**Exercise directions:**
Exactly as written, please set down all of the entries again, with no pictures.

**The records:**
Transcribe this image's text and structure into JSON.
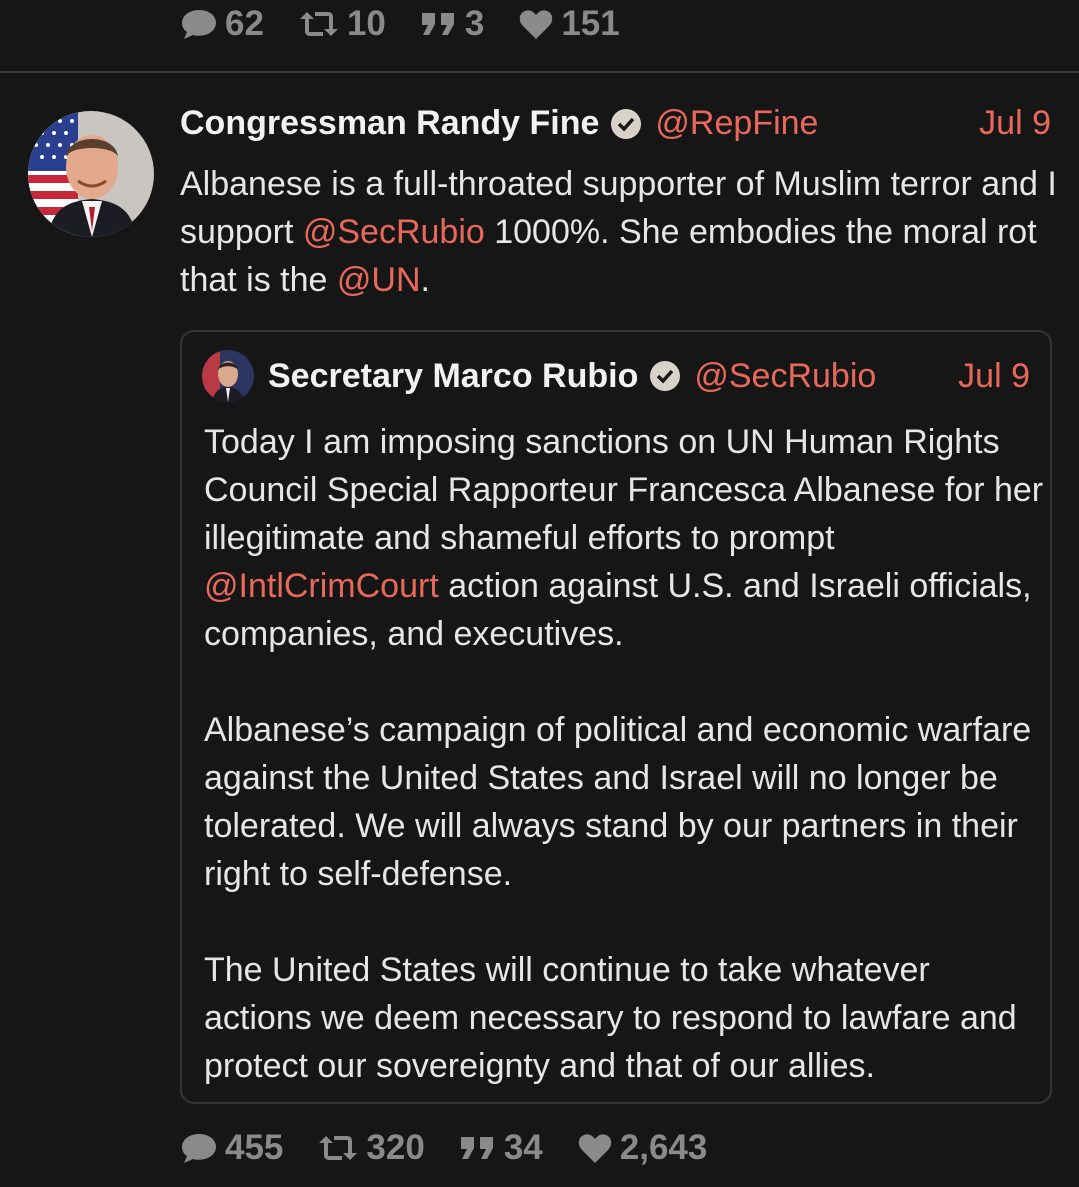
{
  "top_stats": {
    "replies": "62",
    "retweets": "10",
    "quotes": "3",
    "likes": "151"
  },
  "post": {
    "author_name": "Congressman Randy Fine",
    "handle": "@RepFine",
    "date": "Jul 9",
    "text": {
      "t1": "Albanese is a full-throated supporter of Muslim terror and I support ",
      "m1": "@SecRubio",
      "t2": " 1000%.   She embodies the moral rot that is the ",
      "m2": "@UN",
      "t3": "."
    },
    "stats": {
      "replies": "455",
      "retweets": "320",
      "quotes": "34",
      "likes": "2,643"
    }
  },
  "quoted_post": {
    "author_name": "Secretary Marco Rubio",
    "handle": "@SecRubio",
    "date": "Jul 9",
    "p1_a": "Today I am imposing sanctions on UN Human Rights Council Special Rapporteur Francesca Albanese for her illegitimate and shameful efforts to prompt ",
    "p1_mention": "@IntlCrimCourt",
    "p1_b": " action against U.S. and Israeli officials, companies, and executives.",
    "p2": "Albanese’s campaign of political and economic warfare against the United States and Israel will no longer be tolerated. We will always stand by our partners in their right to self-defense.",
    "p3": "The United States will continue to take whatever actions we deem necessary to respond to lawfare and protect our sovereignty and that of our allies."
  },
  "colors": {
    "background": "#161616",
    "accent": "#e8685a",
    "muted": "#8a8a8a",
    "text": "#e6e6e6"
  },
  "icons": [
    "reply-icon",
    "retweet-icon",
    "quote-icon",
    "like-icon",
    "verified-icon"
  ]
}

**Result:**
Transcribe this image's text and structure into JSON.
{
  "top_stats": {
    "replies": "62",
    "retweets": "10",
    "quotes": "3",
    "likes": "151"
  },
  "post": {
    "author_name": "Congressman Randy Fine",
    "handle": "@RepFine",
    "date": "Jul 9",
    "text": {
      "t1": "Albanese is a full-throated supporter of Muslim terror and I support ",
      "m1": "@SecRubio",
      "t2": " 1000%.   She embodies the moral rot that is the ",
      "m2": "@UN",
      "t3": "."
    },
    "stats": {
      "replies": "455",
      "retweets": "320",
      "quotes": "34",
      "likes": "2,643"
    }
  },
  "quoted_post": {
    "author_name": "Secretary Marco Rubio",
    "handle": "@SecRubio",
    "date": "Jul 9",
    "p1_a": "Today I am imposing sanctions on UN Human Rights Council Special Rapporteur Francesca Albanese for her illegitimate and shameful efforts to prompt ",
    "p1_mention": "@IntlCrimCourt",
    "p1_b": " action against U.S. and Israeli officials, companies, and executives.",
    "p2": "Albanese’s campaign of political and economic warfare against the United States and Israel will no longer be tolerated. We will always stand by our partners in their right to self-defense.",
    "p3": "The United States will continue to take whatever actions we deem necessary to respond to lawfare and protect our sovereignty and that of our allies."
  },
  "colors": {
    "background": "#161616",
    "accent": "#e8685a",
    "muted": "#8a8a8a",
    "text": "#e6e6e6"
  },
  "icons": [
    "reply-icon",
    "retweet-icon",
    "quote-icon",
    "like-icon",
    "verified-icon"
  ]
}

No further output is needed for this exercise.